** Start Records for this task **

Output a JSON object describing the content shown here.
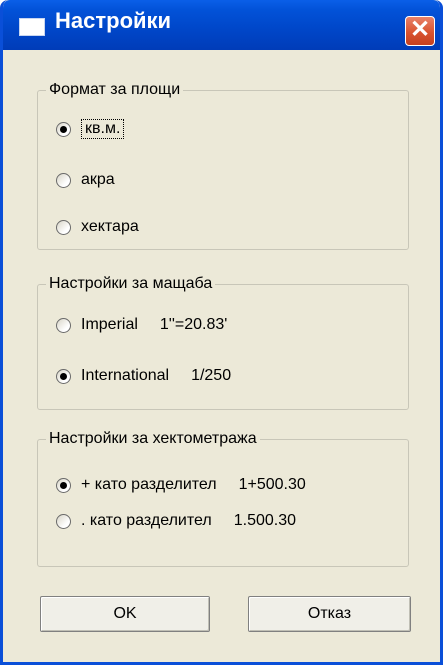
{
  "window": {
    "title": "Настройки",
    "close_symbol": "✕"
  },
  "area_format": {
    "legend": "Формат за площи",
    "options": [
      {
        "label": "кв.м.",
        "checked": true
      },
      {
        "label": "акра",
        "checked": false
      },
      {
        "label": "хектара",
        "checked": false
      }
    ]
  },
  "scale_settings": {
    "legend": "Настройки за мащаба",
    "options": [
      {
        "label": "Imperial",
        "value": "1''=20.83'",
        "checked": false
      },
      {
        "label": "International",
        "value": "1/250",
        "checked": true
      }
    ]
  },
  "chainage_settings": {
    "legend": "Настройки за хектометража",
    "options": [
      {
        "label": "+ като разделител",
        "value": "1+500.30",
        "checked": true
      },
      {
        "label": ". като разделител",
        "value": "1.500.30",
        "checked": false
      }
    ]
  },
  "buttons": {
    "ok": "OK",
    "cancel": "Отказ"
  }
}
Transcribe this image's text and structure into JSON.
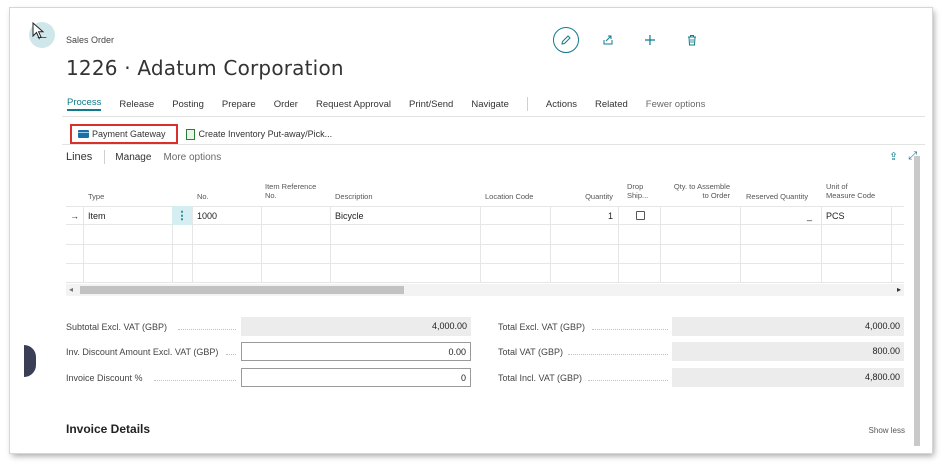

** End Records for this task **

| Short problem |
Transcribe every line from the records above without alteration, and leave out the images.

| Expected answer |
Output a JSON object describing the content shown here.
{
  "window": {
    "title": "Настройки",
    "close_symbol": "✕"
  },
  "area_format": {
    "legend": "Формат за площи",
    "options": [
      {
        "label": "кв.м.",
        "checked": true
      },
      {
        "label": "акра",
        "checked": false
      },
      {
        "label": "хектара",
        "checked": false
      }
    ]
  },
  "scale_settings": {
    "legend": "Настройки за мащаба",
    "options": [
      {
        "label": "Imperial",
        "value": "1''=20.83'",
        "checked": false
      },
      {
        "label": "International",
        "value": "1/250",
        "checked": true
      }
    ]
  },
  "chainage_settings": {
    "legend": "Настройки за хектометража",
    "options": [
      {
        "label": "+ като разделител",
        "value": "1+500.30",
        "checked": true
      },
      {
        "label": ". като разделител",
        "value": "1.500.30",
        "checked": false
      }
    ]
  },
  "buttons": {
    "ok": "OK",
    "cancel": "Отказ"
  }
}
Transcribe this image's text and structure into JSON.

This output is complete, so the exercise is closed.